### Arbeitsauftrag
Schreiben Sie aus dem Text über die Atlantiküberquerung unter Segeln alles von „Rod Steward ist“ bis hinunter zu „Nähzeug greifen müssen.“ wortgetreu ab.

### Textpassage

* * *

Manchmal gehen Wünsche in Erfüllung. Vor drei Tagen habe ich mir mehr Wind gewünscht, jetzt ist er da. Er ist schon seit 36 Stunden da. Die Natur liefert innerhalb von zwei bis drei Tagen, besser als der von mir schon so oft gescholtene Paketdienst. Wir fliegen mit stark gereffter Genua über den Atlantik, der Wind pustet mit Windstärke 7. Es ist schwer, die Wellenhöhe richtig einzuschätzen. Wenn ich jetzt von fünf Metern schreibe, werden manche das als Seemannsgarn abtun. In Wirklichkeit sieht es so aus, als seien es wesentlich mehr als fünf Meter Wellen. Unten im Salon merkt man von der Wellenhöhe wenig. Es schaukelt halt.
Rod Steward ist ein Arsch. Wie kann man nur eine solch schlechte Schnulze über das Segeln produzieren. Um das Schauspiel komplett zu genießen, ziehe ich mir die Regenklamotten an und setze mich ins Cockpit. Regenklamotten sind Pflicht, denn ab und an spritzt eine Welle in unseren ansonsten sehr trockenen Außenbereich. Das ist unangenehm. Das ist nicht wie immer.
In der Nacht haben wir mal wieder gezeigt, dass wir in Wirklichkeit die letzten Segelspackos sind. Wir waren mit ungereffter Genua unterwegs und der Windpilot konnte den Kurs nicht mehr halten. Mehrfach. Auf die Idee, die Genua einfach zu verkleinern, sind wir erst einmal nicht gekommen. Statt dessen haben wir am Windpiloten rumgezupft. Das hat sich gegen Mitternacht gerächt, auf Lanzarote wird Jens wieder mal zum Nähzeug greifen müssen.
Jetzt ist alles gut. Der Windpilot hält den Kurs besser, als es jede Steuerfrau und jeder Steuermann könnte. Stunde um Stunde, Tag um Tag. So wollen wir diesen Ozean bezwingen. Selbst mit fünf hervorragenden Steuerleuten, die sich alle halbe Stunde ablösen, würden wir nicht so einen schönen Kurs fahren. Neue Schäden gibt es keine mehr, zum Glück ist nichts mehr zu Bruch gegangen. Unter Deck schreiten die optimierenden Holzarbeiten voran. Wir brauchen mehr Haltegriffe. Einen wichtigen Haltegriff habe ich heute angeschraubt. Wir brauchen einen Baumarkt.

* * *

### Datenauszug
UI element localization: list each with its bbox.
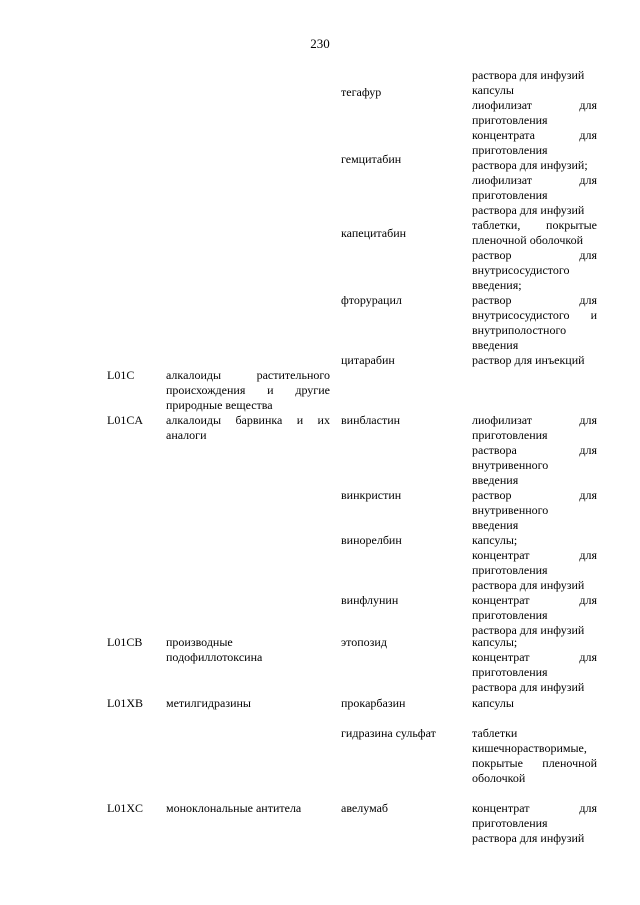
word: раствор [472, 293, 512, 307]
form-line [472, 756, 597, 771]
form-line: приготовления [472, 563, 548, 577]
drug-name: гидразина сульфат [341, 726, 436, 740]
word: для [579, 128, 597, 142]
word: для [579, 548, 597, 562]
word: для [579, 801, 597, 815]
form-line [472, 128, 597, 143]
word: алкалоиды [166, 413, 222, 427]
drug-name: этопозид [341, 635, 387, 649]
form-line: раствора для инфузий; [472, 158, 588, 172]
word: барвинка [235, 413, 283, 427]
word: для [579, 413, 597, 427]
atc-group-name [166, 696, 330, 711]
form-line [472, 413, 597, 428]
form-line: раствора для инфузий [472, 623, 585, 637]
atc-group-name [166, 368, 330, 413]
word: покрытые [472, 756, 523, 770]
form-line: раствор для инъекций [472, 353, 585, 367]
word: их [317, 413, 330, 427]
form-line: кишечнорастворимые, [472, 741, 587, 755]
word: происхождения [166, 383, 246, 397]
form-line [472, 548, 597, 563]
dosage-form [472, 726, 597, 786]
dosage-form [472, 218, 597, 248]
drug-name: винфлунин [341, 593, 399, 607]
group-line [166, 368, 330, 383]
word: раствора [472, 443, 517, 457]
atc-group-name [166, 413, 330, 443]
group-line [166, 413, 330, 428]
form-line: введения [472, 338, 519, 352]
drug-name: винбластин [341, 413, 401, 427]
form-line: капсулы; [472, 533, 518, 547]
form-line [472, 293, 597, 308]
word: для [579, 650, 597, 664]
page-number: 230 [310, 36, 330, 51]
atc-code: L01XC [107, 801, 143, 815]
drug-name: тегафур [341, 85, 382, 99]
form-line: раствора для инфузий [472, 680, 585, 694]
word: для [579, 443, 597, 457]
drug-name: фторурацил [341, 293, 402, 307]
word: лиофилизат [472, 413, 533, 427]
group-line: моноклональные антитела [166, 801, 302, 815]
dosage-form [472, 353, 597, 368]
form-line: раствора для инфузий [472, 578, 585, 592]
form-line: приготовления [472, 816, 548, 830]
word: пленочной [542, 756, 597, 770]
form-line: капсулы; [472, 635, 518, 649]
word: для [579, 98, 597, 112]
atc-code: L01C [107, 368, 135, 382]
form-line [472, 218, 597, 233]
word: раствор [472, 248, 512, 262]
form-line: введения [472, 473, 519, 487]
form-line: приготовления [472, 143, 548, 157]
form-line: раствора для инфузий [472, 68, 585, 82]
form-line: оболочкой [472, 771, 526, 785]
word: для [579, 248, 597, 262]
form-line: внутриполостного [472, 323, 567, 337]
word: для [579, 173, 597, 187]
dosage-form [472, 68, 597, 98]
group-line: подофиллотоксина [166, 650, 263, 664]
atc-code: L01XB [107, 696, 143, 710]
dosage-form [472, 248, 597, 353]
form-line: капсулы [472, 83, 514, 97]
word: лиофилизат [472, 173, 533, 187]
form-line: пленочной оболочкой [472, 233, 584, 247]
form-line: раствора для инфузий [472, 203, 585, 217]
drug-name: цитарабин [341, 353, 395, 367]
form-line: введения; [472, 278, 522, 292]
group-line: производные [166, 635, 233, 649]
word: таблетки, [472, 218, 521, 232]
form-line: капсулы [472, 696, 514, 710]
form-line [472, 248, 597, 263]
word: растительного [256, 368, 330, 382]
form-line: внутривенного [472, 458, 549, 472]
word: для [579, 593, 597, 607]
drug-name: гемцитабин [341, 152, 402, 166]
dosage-form [472, 413, 597, 488]
word: концентрат [472, 593, 530, 607]
form-line [472, 801, 597, 816]
group-line [166, 383, 330, 398]
form-line [472, 650, 597, 665]
form-line: приготовления [472, 428, 548, 442]
dosage-form [472, 533, 597, 593]
atc-code: L01CB [107, 635, 143, 649]
drug-name: авелумаб [341, 801, 389, 815]
form-line: внутрисосудистого [472, 263, 570, 277]
dosage-form [472, 98, 597, 218]
form-line [472, 98, 597, 113]
drug-name: винорелбин [341, 533, 402, 547]
form-line [472, 173, 597, 188]
atc-group-name [166, 635, 330, 665]
word: алкалоиды [166, 368, 222, 382]
drug-name: прокарбазин [341, 696, 406, 710]
form-line: таблетки [472, 726, 518, 740]
group-line: природные вещества [166, 398, 273, 412]
form-line [472, 488, 597, 503]
form-line: приготовления [472, 665, 548, 679]
form-line: приготовления [472, 113, 548, 127]
dosage-form [472, 801, 597, 846]
word: концентрат [472, 548, 530, 562]
word: другие [295, 383, 330, 397]
word: лиофилизат [472, 98, 533, 112]
word: концентрат [472, 650, 530, 664]
word: для [579, 293, 597, 307]
atc-code: L01CA [107, 413, 143, 427]
drug-name: капецитабин [341, 226, 407, 240]
drug-name: винкристин [341, 488, 402, 502]
dosage-form [472, 488, 597, 533]
group-line: аналоги [166, 428, 207, 442]
word: и [590, 308, 597, 322]
form-line [472, 308, 597, 323]
form-line: введения [472, 518, 519, 532]
form-line [472, 443, 597, 458]
dosage-form [472, 635, 597, 695]
dosage-form [472, 696, 597, 711]
form-line [472, 593, 597, 608]
word: раствор [472, 488, 512, 502]
group-line: метилгидразины [166, 696, 251, 710]
word: внутрисосудистого [472, 308, 570, 322]
word: концентрат [472, 801, 530, 815]
form-line: приготовления [472, 188, 548, 202]
word: и [267, 383, 274, 397]
word: для [579, 488, 597, 502]
form-line: внутривенного [472, 503, 549, 517]
word: концентрата [472, 128, 535, 142]
word: и [296, 413, 304, 427]
form-line: приготовления [472, 608, 548, 622]
word: покрытые [546, 218, 597, 232]
form-line: раствора для инфузий [472, 831, 585, 845]
atc-group-name [166, 801, 330, 816]
dosage-form [472, 593, 597, 638]
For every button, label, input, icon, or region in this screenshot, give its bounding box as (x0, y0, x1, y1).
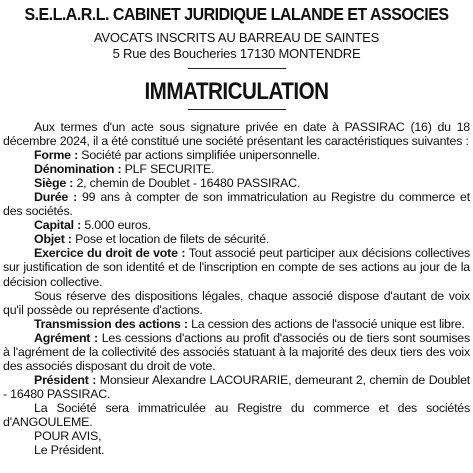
exercice-paragraph (3, 246, 470, 288)
president-paragraph (3, 373, 470, 401)
president-label: Président : (34, 372, 97, 387)
transmission-paragraph (3, 317, 470, 331)
exercice-value: Tout associé peut participer aux décisions collectives sur justification de son identité et de l'inscription en compte de ses actions au jour de la décision collective. (3, 246, 471, 289)
forme-value: Société par actions simplifiée unipersonnelle. (78, 148, 321, 163)
forme-label: Forme : (34, 148, 79, 163)
exercice-label: Exercice du droit de vote : (34, 246, 186, 261)
registration-paragraph: La Société sera immatriculée au Registre du commerce et des sociétés d'ANGOULEME. (3, 400, 470, 429)
firm-address: 5 Rue des Boucheries 17130 MONTENDRE (112, 46, 361, 61)
firm-name: S.E.L.A.R.L. CABINET JURIDIQUE LALANDE ET ASSOCIES (24, 4, 449, 24)
reserve-paragraph: Sous réserve des dispositions légales, chaque associé dispose d'autant de voix qu'il possède ou représente d'actions. (3, 288, 470, 317)
duree-label: Durée : (34, 190, 78, 205)
agrement-paragraph (3, 331, 470, 373)
notice-body (2, 120, 471, 457)
header-divider (188, 68, 286, 69)
capital-value: 5.000 euros. (81, 218, 151, 233)
bar-association-line: AVOCATS INSCRITS AU BARREAU DE SAINTES (93, 30, 380, 45)
forme-paragraph (3, 148, 470, 162)
denomination-paragraph (3, 162, 470, 176)
denomination-value: PLF SECURITE. (121, 162, 215, 177)
siege-value: 2, chemin de Doublet - 16480 PASSIRAC. (73, 176, 301, 191)
objet-paragraph (3, 232, 470, 246)
president-value: Monsieur Alexandre LACOURARIE, demeurant 2, chemin de Doublet - 16480 PASSIRAC. (3, 372, 470, 401)
agrement-label: Agrément : (34, 330, 98, 345)
capital-paragraph (3, 218, 470, 232)
denomination-label: Dénomination : (34, 162, 122, 177)
objet-value: Pose et location de filets de sécurité. (71, 232, 270, 247)
agrement-value: Les cessions d'actions au profit d'associés ou de tiers sont soumises à l'agrément de la collectivité des associés statuant à la majorité des deux tiers des voix des associés disposant du droit de vote. (3, 330, 470, 373)
duree-paragraph (3, 190, 470, 218)
closing-signature: Le Président. (34, 443, 105, 458)
siege-label: Siège : (34, 176, 74, 191)
transmission-label: Transmission des actions : (34, 316, 188, 331)
capital-label: Capital : (34, 218, 82, 233)
closing-pour-avis: POUR AVIS, (34, 429, 102, 444)
title-divider (188, 109, 286, 110)
siege-paragraph (3, 176, 470, 190)
notice-title: IMMATRICULATION (144, 78, 329, 105)
duree-value: 99 ans à compter de son immatriculation au Registre du commerce et des sociétés. (3, 190, 470, 219)
transmission-value: La cession des actions de l'associé unique est libre. (187, 316, 465, 331)
objet-label: Objet : (34, 232, 72, 247)
intro-paragraph: Aux termes d'un acte sous signature privée en date à PASSIRAC (16) du 18 décembre 2024, il a été constitué une société présentant les caractéristiques suivantes : (3, 120, 470, 149)
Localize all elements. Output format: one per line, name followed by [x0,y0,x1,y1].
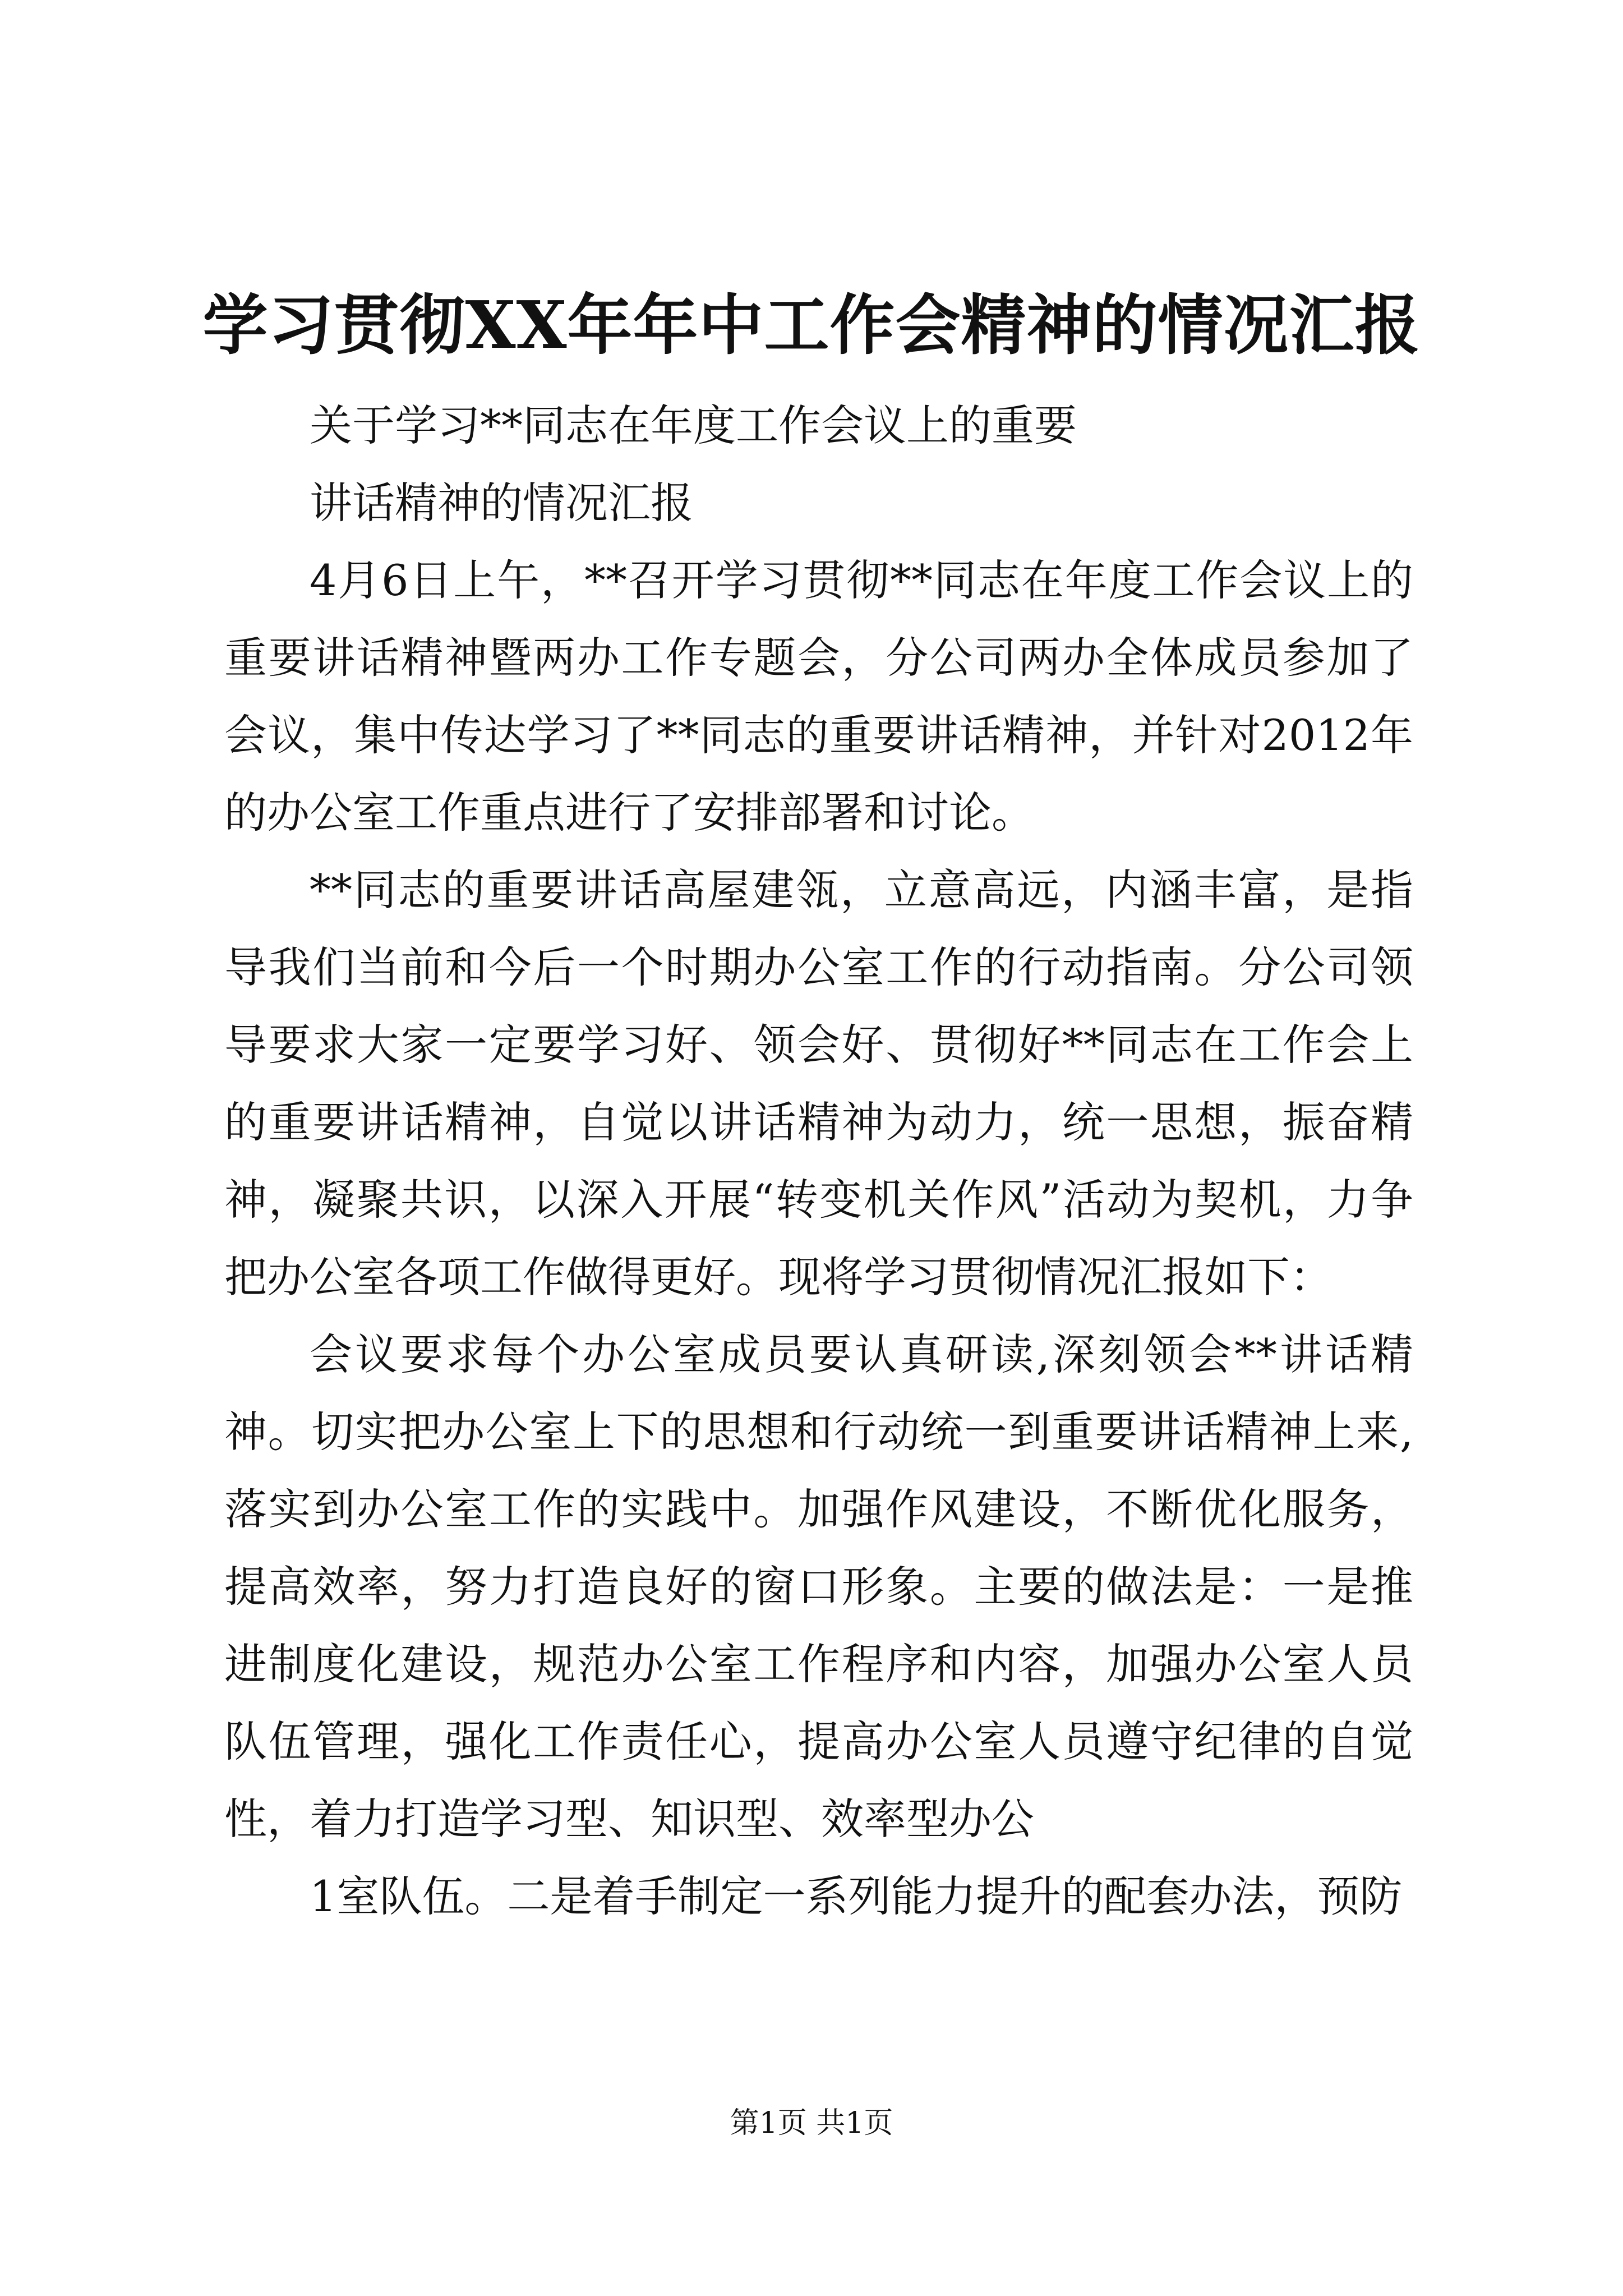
paragraph-heading-line-1: 关于学习**同志在年度工作会议上的重要 [310,401,1077,450]
paragraph-meeting-summary: 4月6日上午，**召开学习贯彻**同志在年度工作会议上的重要讲话精神暨两办工作专题会，分公司两办全体成员参加了会议，集中传达学习了**同志的重要讲话精神，并针对2012年的办公室工作重点进行了安排部署和讨论。 [224,555,1413,838]
page-footer: 第1页 共1页 [730,2106,893,2140]
paragraph-team-measures: 1室队伍。二是着手制定一系列能力提升的配套办法，预防 [310,1871,1403,1921]
document-title: 学习贯彻XX年年中工作会精神的情况汇报 [202,287,1421,364]
document-body [224,387,1413,1935]
paragraph-speech-significance: **同志的重要讲话高屋建瓴，立意高远，内涵丰富，是指导我们当前和今后一个时期办公室工作的行动指南。分公司领导要求大家一定要学习好、领会好、贯彻好**同志在工作会上的重要讲话精神，自觉以讲话精神为动力，统一思想，振奋精神，凝聚共识，以深入开展“转变机关作风”活动为契机，力争把办公室各项工作做得更好。现将学习贯彻情况汇报如下： [224,865,1413,1302]
paragraph-heading-line-2: 讲话精神的情况汇报 [310,478,693,528]
paragraph-meeting-requirements: 会议要求每个办公室成员要认真研读,深刻领会**讲话精神。切实把办公室上下的思想和行动统一到重要讲话精神上来,落实到办公室工作的实践中。加强作风建设，不断优化服务，提高效率，努力打造良好的窗口形象。主要的做法是：一是推进制度化建设，规范办公室工作程序和内容，加强办公室人员队伍管理，强化工作责任心，提高办公室人员遵守纪律的自觉性，着力打造学习型、知识型、效率型办公 [224,1329,1413,1844]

* * *

### Lösung der Aufgabe
Rod Steward ist ein Arsch. Wie kann man nur eine solch schlechte Schnulze über das Segeln produzieren. Um das Schauspiel komplett zu genießen, ziehe ich mir die Regenklamotten an und setze mich ins Cockpit. Regenklamotten sind Pflicht, denn ab und an spritzt eine Welle in unseren ansonsten sehr trockenen Außenbereich. Das ist unangenehm. Das ist nicht wie immer.
In der Nacht haben wir mal wieder gezeigt, dass wir in Wirklichkeit die letzten Segelspackos sind. Wir waren mit ungereffter Genua unterwegs und der Windpilot konnte den Kurs nicht mehr halten. Mehrfach. Auf die Idee, die Genua einfach zu verkleinern, sind wir erst einmal nicht gekommen. Statt dessen haben wir am Windpiloten rumgezupft. Das hat sich gegen Mitternacht gerächt, auf Lanzarote wird Jens wieder mal zum Nähzeug greifen müssen.